> **PROVIDED RECORDS**
════════════════

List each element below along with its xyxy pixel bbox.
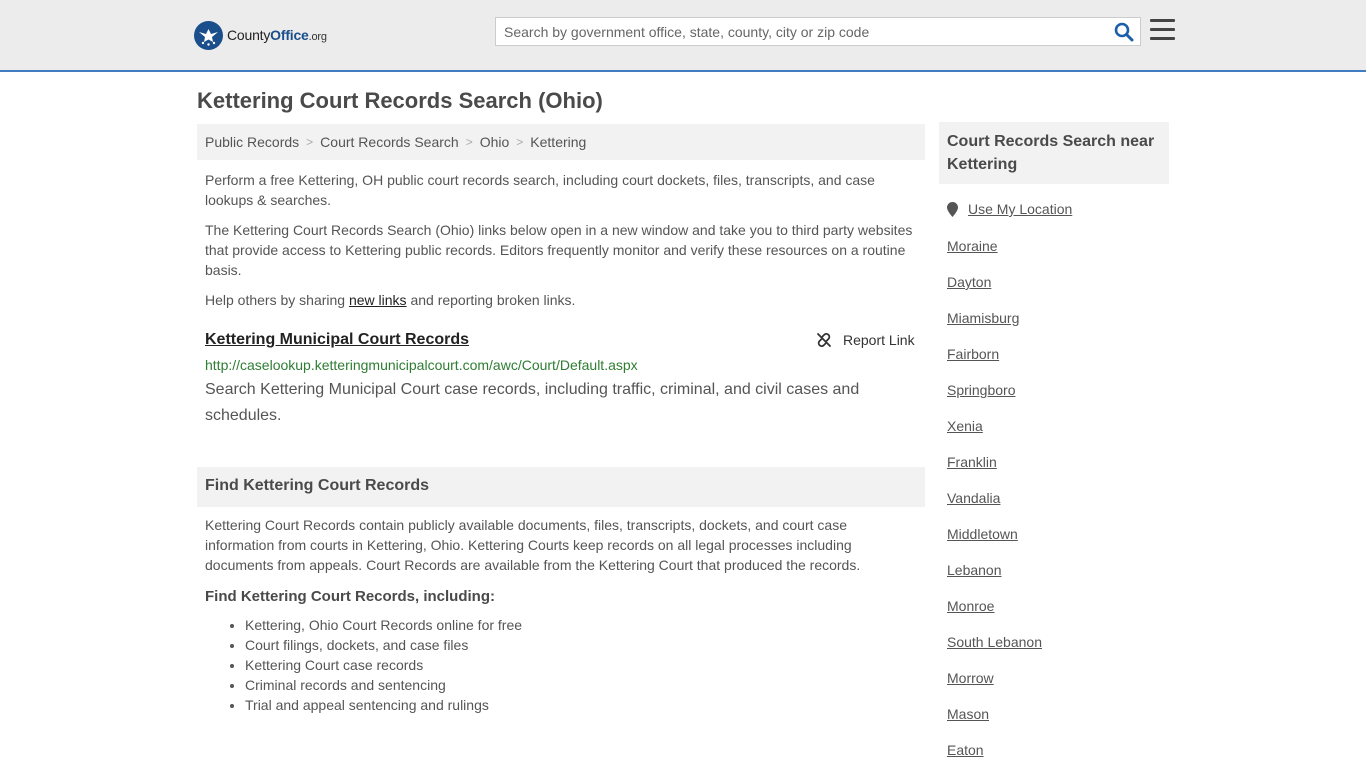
nearby-cities-list: Moraine Dayton Miamisburg Fairborn Sprin…: [947, 236, 1042, 768]
nearby-city-link[interactable]: Mason: [947, 706, 989, 722]
nearby-city-moraine: Moraine: [947, 236, 1042, 272]
report-link-label: Report Link: [843, 332, 915, 348]
nearby-city-morrow: Morrow: [947, 668, 1042, 704]
nearby-city-springboro: Springboro: [947, 380, 1042, 416]
help-text-after: and reporting broken links.: [406, 292, 576, 308]
breadcrumb-separator-icon: >: [306, 135, 314, 149]
search-icon[interactable]: [1114, 22, 1134, 42]
hamburger-menu-icon[interactable]: [1150, 19, 1175, 41]
nearby-city-lebanon: Lebanon: [947, 560, 1042, 596]
eagle-seal-icon: [194, 20, 223, 50]
help-text-before: Help others by sharing: [205, 292, 349, 308]
record-description: Search Kettering Municipal Court case re…: [205, 381, 860, 424]
breadcrumb-public-records[interactable]: Public Records: [205, 134, 299, 150]
breadcrumb-separator-icon: >: [465, 135, 473, 149]
nearby-city-link[interactable]: Lebanon: [947, 562, 1002, 578]
nearby-city-link[interactable]: Miamisburg: [947, 310, 1019, 326]
find-section-heading: Find Kettering Court Records: [197, 467, 925, 507]
logo-wordmark: CountyOffice.org: [227, 27, 327, 43]
report-link-button[interactable]: Report Link: [816, 332, 915, 348]
intro-paragraph-1: Perform a free Kettering, OH public cour…: [205, 172, 875, 208]
nearby-city-link[interactable]: Eaton: [947, 742, 984, 758]
nearby-city-eaton: Eaton: [947, 740, 1042, 768]
list-item: Court filings, dockets, and case files: [245, 635, 522, 655]
nearby-city-mason: Mason: [947, 704, 1042, 740]
logo-tld: .org: [308, 31, 327, 43]
nearby-city-xenia: Xenia: [947, 416, 1042, 452]
page-title: Kettering Court Records Search (Ohio): [197, 88, 603, 113]
list-item: Trial and appeal sentencing and rulings: [245, 695, 522, 715]
map-pin-icon: [947, 201, 958, 217]
nearby-city-dayton: Dayton: [947, 272, 1042, 308]
use-my-location: Use My Location: [947, 201, 1072, 217]
breadcrumb-kettering[interactable]: Kettering: [530, 134, 586, 150]
breadcrumb-court-records-search[interactable]: Court Records Search: [320, 134, 459, 150]
find-section-subheading: Find Kettering Court Records, including:: [205, 588, 495, 605]
nearby-city-vandalia: Vandalia: [947, 488, 1042, 524]
list-item: Kettering, Ohio Court Records online for…: [245, 615, 522, 635]
site-logo[interactable]: CountyOffice.org: [194, 20, 327, 50]
breadcrumb: Public Records > Court Records Search > …: [197, 124, 925, 160]
top-header-bar: CountyOffice.org: [0, 0, 1366, 72]
search-input[interactable]: [496, 18, 1106, 45]
nearby-city-miamisburg: Miamisburg: [947, 308, 1042, 344]
new-links-link[interactable]: new links: [349, 292, 407, 308]
logo-brand-office: Office: [270, 27, 309, 43]
broken-link-icon: [817, 333, 831, 347]
nearby-city-link[interactable]: Vandalia: [947, 490, 1000, 506]
find-section-paragraph: Kettering Court Records contain publicly…: [205, 517, 861, 573]
nearby-city-link[interactable]: Dayton: [947, 274, 991, 290]
nearby-city-link[interactable]: Monroe: [947, 598, 994, 614]
list-item: Kettering Court case records: [245, 655, 522, 675]
find-records-list: Kettering, Ohio Court Records online for…: [245, 615, 522, 715]
record-title-link[interactable]: Kettering Municipal Court Records: [205, 331, 469, 349]
record-url: http://caselookup.ketteringmunicipalcour…: [205, 357, 638, 373]
nearby-city-link[interactable]: South Lebanon: [947, 634, 1042, 650]
nearby-city-link[interactable]: Middletown: [947, 526, 1018, 542]
nearby-city-link[interactable]: Springboro: [947, 382, 1016, 398]
search-box: [495, 17, 1141, 46]
nearby-city-link[interactable]: Xenia: [947, 418, 983, 434]
intro-paragraph-2: The Kettering Court Records Search (Ohio…: [205, 222, 913, 278]
nearby-city-link[interactable]: Fairborn: [947, 346, 999, 362]
logo-brand-county: County: [227, 27, 271, 43]
nearby-city-link[interactable]: Franklin: [947, 454, 997, 470]
use-my-location-link[interactable]: Use My Location: [968, 201, 1072, 217]
nearby-city-link[interactable]: Morrow: [947, 670, 994, 686]
list-item: Criminal records and sentencing: [245, 675, 522, 695]
nearby-city-middletown: Middletown: [947, 524, 1042, 560]
breadcrumb-separator-icon: >: [516, 135, 524, 149]
nearby-city-monroe: Monroe: [947, 596, 1042, 632]
nearby-city-link[interactable]: Moraine: [947, 238, 998, 254]
nearby-city-fairborn: Fairborn: [947, 344, 1042, 380]
sidebar-heading: Court Records Search near Kettering: [939, 122, 1169, 184]
intro-paragraph-3: Help others by sharing new links and rep…: [205, 290, 917, 310]
nearby-city-south-lebanon: South Lebanon: [947, 632, 1042, 668]
breadcrumb-ohio[interactable]: Ohio: [480, 134, 510, 150]
nearby-city-franklin: Franklin: [947, 452, 1042, 488]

════════════════

> **TO BE DONE**
Lay out the lines above as a Markdown table with the columns "No." and "Line", numbering the rows and skipping any blank lines. Leave the pictures out.

> **SOLUTION**
| No. | Line |
|---|---|
| 1 | List each element below along with its xyxy pixel bbox. |
| 2 | nearby-cities-list: Moraine Dayton Miamisburg Fairborn Sprin…: [947, 236, 1042, 768] |
| 3 | nearby-city-link[interactable]: Mason: [947, 706, 989, 722] |
| 4 | nearby-city-moraine: Moraine: [947, 236, 1042, 272] |
| 5 | report-link-label: Report Link: [843, 332, 915, 348] |
| 6 | nearby-city-morrow: Morrow: [947, 668, 1042, 704] |
| 7 | nearby-city-springboro: Springboro: [947, 380, 1042, 416] |
| 8 | help-text-after: and reporting broken links.: [406, 292, 576, 308] |
| 9 | breadcrumb-separator-icon: >: [306, 135, 314, 149] |
| 10 | search-icon[interactable]: [1114, 22, 1134, 42] |
| 11 | hamburger-menu-icon[interactable]: [1150, 19, 1175, 41] |
| 12 | nearby-city-lebanon: Lebanon: [947, 560, 1042, 596] |
| 13 | eagle-seal-icon: [194, 20, 223, 50] |
| 14 | help-text-before: Help others by sharing: [205, 292, 349, 308] |
| 15 | record-description: Search Kettering Municipal Court case re…: [205, 381, 860, 424] |
| 16 | breadcrumb-public-records[interactable]: Public Records: [205, 134, 299, 150] |
| 17 | breadcrumb-separator-icon: >: [465, 135, 473, 149] |
| 18 | nearby-city-link[interactable]: Lebanon: [947, 562, 1002, 578] |
| 19 | nearby-city-link[interactable]: Miamisburg: [947, 310, 1019, 326] |
| 20 | find-section-heading: Find Kettering Court Records: [197, 467, 925, 507] |
| 21 | logo-wordmark: CountyOffice.org: [227, 27, 327, 43] |
| 22 | report-link-button[interactable]: Report Link: [816, 332, 915, 348] |
| 23 | intro-paragraph-1: Perform a free Kettering, OH public cour…: [205, 172, 875, 208] |
| 24 | nearby-city-link[interactable]: Eaton: [947, 742, 984, 758] |
| 25 | nearby-city-eaton: Eaton: [947, 740, 1042, 768] |
| 26 | list-item: Court filings, dockets, and case files: [245, 635, 522, 655] |
| 27 | nearby-city-mason: Mason: [947, 704, 1042, 740] |
| 28 | logo-tld: .org: [308, 31, 327, 43] |
| 29 | nearby-city-xenia: Xenia: [947, 416, 1042, 452] |
| 30 | page-title: Kettering Court Records Search (Ohio): [197, 88, 603, 113] |
| 31 | list-item: Trial and appeal sentencing and rulings: [245, 695, 522, 715] |
| 32 | map-pin-icon: [947, 201, 958, 217] |
| 33 | nearby-city-dayton: Dayton: [947, 272, 1042, 308] |
| 34 | use-my-location: Use My Location: [947, 201, 1072, 217] |
| 35 | breadcrumb-kettering[interactable]: Kettering: [530, 134, 586, 150] |
| 36 | breadcrumb-court-records-search[interactable]: Court Records Search: [320, 134, 459, 150] |
| 37 | find-section-subheading: Find Kettering Court Records, including:: [205, 588, 495, 605] |
| 38 | nearby-city-vandalia: Vandalia: [947, 488, 1042, 524] |
| 39 | list-item: Kettering, Ohio Court Records online for…: [245, 615, 522, 635] |
| 40 | site-logo[interactable]: CountyOffice.org: [194, 20, 327, 50] |
| 41 | breadcrumb: Public Records > Court Records Search > …: [197, 124, 925, 160] |
| 42 | top-header-bar: CountyOffice.org: [0, 0, 1366, 72] |
| 43 | search-input[interactable]: [496, 18, 1106, 45] |
| 44 | nearby-city-miamisburg: Miamisburg: [947, 308, 1042, 344] |
| 45 | new-links-link[interactable]: new links: [349, 292, 407, 308] |
| 46 | logo-brand-office: Office: [270, 27, 309, 43] |
| 47 | broken-link-icon: [817, 333, 831, 347] |
| 48 | nearby-city-link[interactable]: Vandalia: [947, 490, 1000, 506] |
| 49 | find-section-paragraph: Kettering Court Records contain publicly…: [205, 517, 861, 573] |
| 50 | nearby-city-link[interactable]: Dayton: [947, 274, 991, 290] |
| 51 | nearby-city-link[interactable]: Monroe: [947, 598, 994, 614] |
| 52 | list-item: Kettering Court case records: [245, 655, 522, 675] |
| 53 | find-records-list: Kettering, Ohio Court Records online for…: [245, 615, 522, 715] |
| 54 | record-title-link[interactable]: Kettering Municipal Court Records: [205, 331, 469, 349] |
| 55 | record-url: http://caselookup.ketteringmunicipalcour…: [205, 357, 638, 373] |
| 56 | nearby-city-link[interactable]: South Lebanon: [947, 634, 1042, 650] |
| 57 | nearby-city-link[interactable]: Middletown: [947, 526, 1018, 542] |
| 58 | nearby-city-link[interactable]: Springboro: [947, 382, 1016, 398] |
| 59 | search-box: [495, 17, 1141, 46] |
| 60 | nearby-city-link[interactable]: Xenia: [947, 418, 983, 434] |
| 61 | intro-paragraph-2: The Kettering Court Records Search (Ohio…: [205, 222, 913, 278] |
| 62 | nearby-city-link[interactable]: Fairborn: [947, 346, 999, 362] |
| 63 | logo-brand-county: County: [227, 27, 271, 43] |
| 64 | nearby-city-link[interactable]: Franklin: [947, 454, 997, 470] |
| 65 | use-my-location-link[interactable]: Use My Location: [968, 201, 1072, 217] |
| 66 | nearby-city-link[interactable]: Morrow: [947, 670, 994, 686] |
| 67 | list-item: Criminal records and sentencing: [245, 675, 522, 695] |
| 68 | nearby-city-middletown: Middletown: [947, 524, 1042, 560] |
| 69 | breadcrumb-separator-icon: >: [516, 135, 524, 149] |
| 70 | nearby-city-monroe: Monroe: [947, 596, 1042, 632] |
| 71 | nearby-city-link[interactable]: Moraine: [947, 238, 998, 254] |
| 72 | nearby-city-fairborn: Fairborn: [947, 344, 1042, 380] |
| 73 | sidebar-heading: Court Records Search near Kettering: [939, 122, 1169, 184] |
| 74 | intro-paragraph-3: Help others by sharing new links and rep…: [205, 290, 917, 310] |
| 75 | nearby-city-south-lebanon: South Lebanon: [947, 632, 1042, 668] |
| 76 | breadcrumb-ohio[interactable]: Ohio: [480, 134, 510, 150] |
| 77 | nearby-city-franklin: Franklin: [947, 452, 1042, 488] |